**EXERCISE DETAILS**
All of the entries must be reproduced exactly, with no images carried over.

**TASK MATERIAL**
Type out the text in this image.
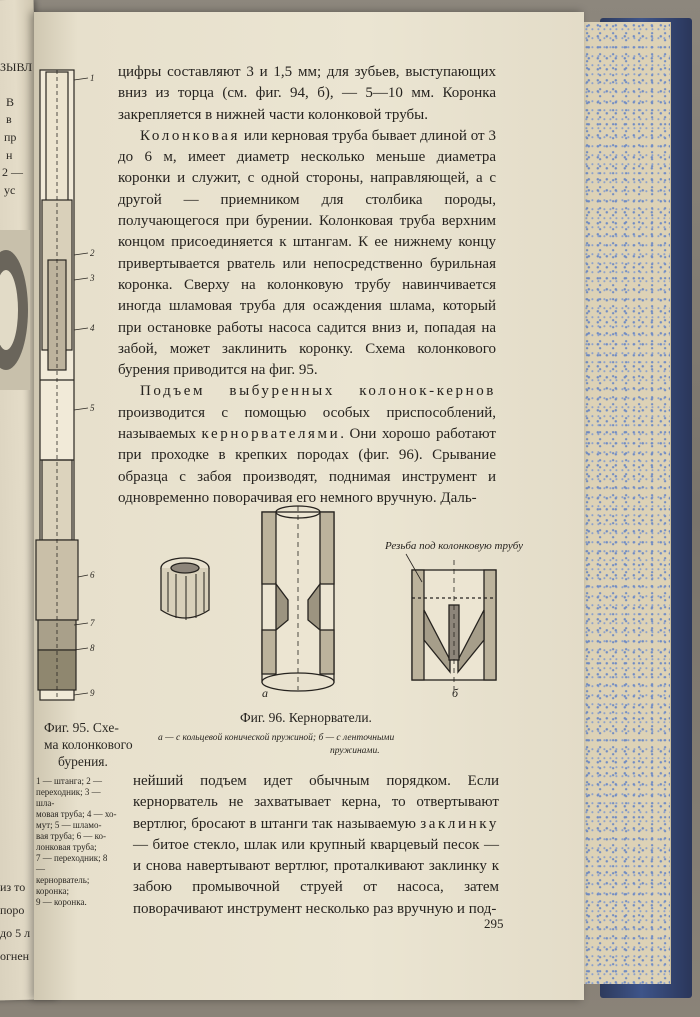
ЗЫВЛ
В
в
пр
н
2 —
ус
1
2
3
4
5
6
7
8
9
Фиг. 95. Схе-
ма колонкового
бурения.
1 — штанга; 2 —
переходник; 3 — шла-
мовая труба; 4 — хо-
мут; 5 — шламо-
вая труба; 6 — ко-
лонковая труба;
7 — переходник; 8 —
кернорватель;
коронка;
9 — коронка.
из то
поро
до 5 л
огнен

цифры составляют 3 и 1,5 мм; для зубьев, выступающих вниз из торца (см. фиг. 94, б), — 5—10 мм. Коронка закрепляется в нижней части колонковой трубы.

Колонковая или керновая труба бывает длиной от 3 до 6 м, имеет диаметр несколько меньше диаметра коронки и служит, с одной стороны, направляющей, а с другой — приемником для столбика породы, получающегося при бурении. Колонковая труба верхним концом присоединяется к штангам. К ее нижнему концу привертывается рватель или непосредственно бурильная коронка. Сверху на колонковую трубу навинчивается иногда шламовая труба для осаждения шлама, который при остановке работы насоса садится вниз и, попадая на забой, может заклинить коронку. Схема колонкового бурения приводится на фиг. 95.

Подъем выбуренных колонок-кернов производится с помощью особых приспособлений, называемых кернорвателями. Они хорошо работают при проходке в крепких породах (фиг. 96). Срывание образца с забоя производят, поднимая инструмент и одновременно поворачивая его немного вручную. Даль-

а	б
Резьба под колонковую трубу
Фиг. 96. Кернорватели.
а — с кольцевой конической пружиной; б — с ленточными
пружинами.
нейший подъем идет обычным порядком. Если кернорватель не захватывает керна, то отвертывают вертлюг, бросают в штанги так называемую заклинку — битое стекло, шлак или крупный кварцевый песок — и снова навертывают вертлюг, проталкивают заклинку к забою промывочной струей от насоса, затем поворачивают инструмент несколько раз вручную и под-
295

**RESPONSE FOR THIS EXERCISE**
Type out the text in this image.
ЗЫВЛ
В
в
пр
н
2 —
ус
1
2
3
4
5
6
7
8
9
Фиг. 95. Схе-
ма колонкового
бурения.
1 — штанга; 2 —
переходник; 3 — шла-
мовая труба; 4 — хо-
мут; 5 — шламо-
вая труба; 6 — ко-
лонковая труба;
7 — переходник; 8 —
кернорватель;
коронка;
9 — коронка.
из то
поро
до 5 л
огнен

цифры составляют 3 и 1,5 мм; для зубьев, выступающих вниз из торца (см. фиг. 94, б), — 5—10 мм. Коронка закрепляется в нижней части колонковой трубы.

Колонковая или керновая труба бывает длиной от 3 до 6 м, имеет диаметр несколько меньше диаметра коронки и служит, с одной стороны, направляющей, а с другой — приемником для столбика породы, получающегося при бурении. Колонковая труба верхним концом присоединяется к штангам. К ее нижнему концу привертывается рватель или непосредственно бурильная коронка. Сверху на колонковую трубу навинчивается иногда шламовая труба для осаждения шлама, который при остановке работы насоса садится вниз и, попадая на забой, может заклинить коронку. Схема колонкового бурения приводится на фиг. 95.

Подъем выбуренных колонок-кернов производится с помощью особых приспособлений, называемых кернорвателями. Они хорошо работают при проходке в крепких породах (фиг. 96). Срывание образца с забоя производят, поднимая инструмент и одновременно поворачивая его немного вручную. Даль-

а	б
Резьба под колонковую трубу
Фиг. 96. Кернорватели.
а — с кольцевой конической пружиной; б — с ленточными
пружинами.
нейший подъем идет обычным порядком. Если кернорватель не захватывает керна, то отвертывают вертлюг, бросают в штанги так называемую заклинку — битое стекло, шлак или крупный кварцевый песок — и снова навертывают вертлюг, проталкивают заклинку к забою промывочной струей от насоса, затем поворачивают инструмент несколько раз вручную и под-
295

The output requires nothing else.